Excerpted passage:
★ ★ ★ ★

General Relativity, Part 3#

After having explored geodesics, the metric tensor, and the curvature tensors, we are ready to tackle the formidable task of finally deriving Einstein’s equations!

Deriving the Einstein Field Equations#

As with before, we can use the Euler-Lagrange equations and the principle of least action to obtain the Einstein Field Equations.

The action for General Relativity in empty spacetime can be generalized as:

\[ S = \kappa \int R \sqrt{-g} ~d^4 x \]

Here, \(g = \det(g_{\mu \nu})\), \(d^4x = dt\, dx\, \, dy\, dz\) and \(\kappa\) is simply a proportionality constant. Note that while it describes a vacuum, that spacetime can still be curved. For example, you could say that the spacetime outside of a black hole is a vacuum (because there is no matter), but the spacetime would still be curved (because the black hole warps its surrounding spacetime, even if we only include the spacetime around a black hole and not the black hole itself).

The action can be derived from one of two ways. It can be shown to be correct through dimensional analysis - the units on the left and right side of the equation match up. However, there is also a more intuitive way to illustrate this.

★ ★ ★ ★

Dataset entries:
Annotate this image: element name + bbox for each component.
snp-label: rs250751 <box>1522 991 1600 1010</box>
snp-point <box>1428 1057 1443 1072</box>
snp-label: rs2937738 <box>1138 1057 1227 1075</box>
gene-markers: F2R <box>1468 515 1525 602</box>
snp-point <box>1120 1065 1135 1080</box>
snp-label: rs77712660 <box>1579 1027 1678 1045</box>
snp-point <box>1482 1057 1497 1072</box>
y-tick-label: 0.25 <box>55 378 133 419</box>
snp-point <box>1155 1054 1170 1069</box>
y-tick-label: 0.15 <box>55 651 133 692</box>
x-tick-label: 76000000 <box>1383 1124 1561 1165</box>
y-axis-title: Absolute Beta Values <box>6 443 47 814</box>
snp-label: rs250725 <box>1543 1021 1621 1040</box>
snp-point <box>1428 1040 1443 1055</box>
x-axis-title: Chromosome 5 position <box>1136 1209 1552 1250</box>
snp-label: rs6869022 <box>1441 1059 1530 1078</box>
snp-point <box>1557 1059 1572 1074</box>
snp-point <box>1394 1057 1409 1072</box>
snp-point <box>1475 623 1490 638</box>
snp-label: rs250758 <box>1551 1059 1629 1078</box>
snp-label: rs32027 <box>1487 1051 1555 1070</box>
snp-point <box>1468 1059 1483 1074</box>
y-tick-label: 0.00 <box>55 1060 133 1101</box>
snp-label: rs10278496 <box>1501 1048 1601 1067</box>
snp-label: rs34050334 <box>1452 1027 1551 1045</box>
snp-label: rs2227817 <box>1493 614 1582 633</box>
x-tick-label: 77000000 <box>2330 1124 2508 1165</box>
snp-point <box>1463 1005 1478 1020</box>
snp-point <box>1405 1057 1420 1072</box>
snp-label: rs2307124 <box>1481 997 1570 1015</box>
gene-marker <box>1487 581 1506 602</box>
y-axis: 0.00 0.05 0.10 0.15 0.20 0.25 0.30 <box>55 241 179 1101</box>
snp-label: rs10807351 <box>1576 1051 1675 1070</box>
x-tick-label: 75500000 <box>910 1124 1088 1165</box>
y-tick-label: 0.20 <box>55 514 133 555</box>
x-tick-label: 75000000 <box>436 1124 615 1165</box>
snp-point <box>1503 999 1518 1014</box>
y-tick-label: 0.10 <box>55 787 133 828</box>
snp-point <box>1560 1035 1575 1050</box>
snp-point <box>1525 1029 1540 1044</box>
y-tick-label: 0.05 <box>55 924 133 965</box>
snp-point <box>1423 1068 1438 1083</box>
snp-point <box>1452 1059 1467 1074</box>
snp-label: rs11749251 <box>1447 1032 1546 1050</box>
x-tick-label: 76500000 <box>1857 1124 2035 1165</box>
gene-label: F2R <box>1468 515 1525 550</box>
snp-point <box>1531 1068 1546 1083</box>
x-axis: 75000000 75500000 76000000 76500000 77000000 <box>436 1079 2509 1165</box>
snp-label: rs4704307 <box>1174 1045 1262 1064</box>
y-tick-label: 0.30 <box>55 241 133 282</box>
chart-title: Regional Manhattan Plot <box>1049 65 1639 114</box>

★ ★ ★ ★

Your tasks:
[A] Rewrite the paragraph of the general relativity passage that begins "The action can be derived from one of two ways" in a single shorter sentence that keeps its main facts.
[B] Copy the part of the general relativity passage starting with "Deriving the Einstein" and going on through "Einstein Field Equations.".
The records were taken from a separate source.

The answers:
[A] The action can be justified in two ways: through dimensional analysis, since the units on both sides of the equation match, and through a more intuitive illustration.

[B]
Deriving the Einstein Field Equations#

As with before, we can use the Euler-Lagrange equations and the principle of least action to obtain the Einstein Field Equations.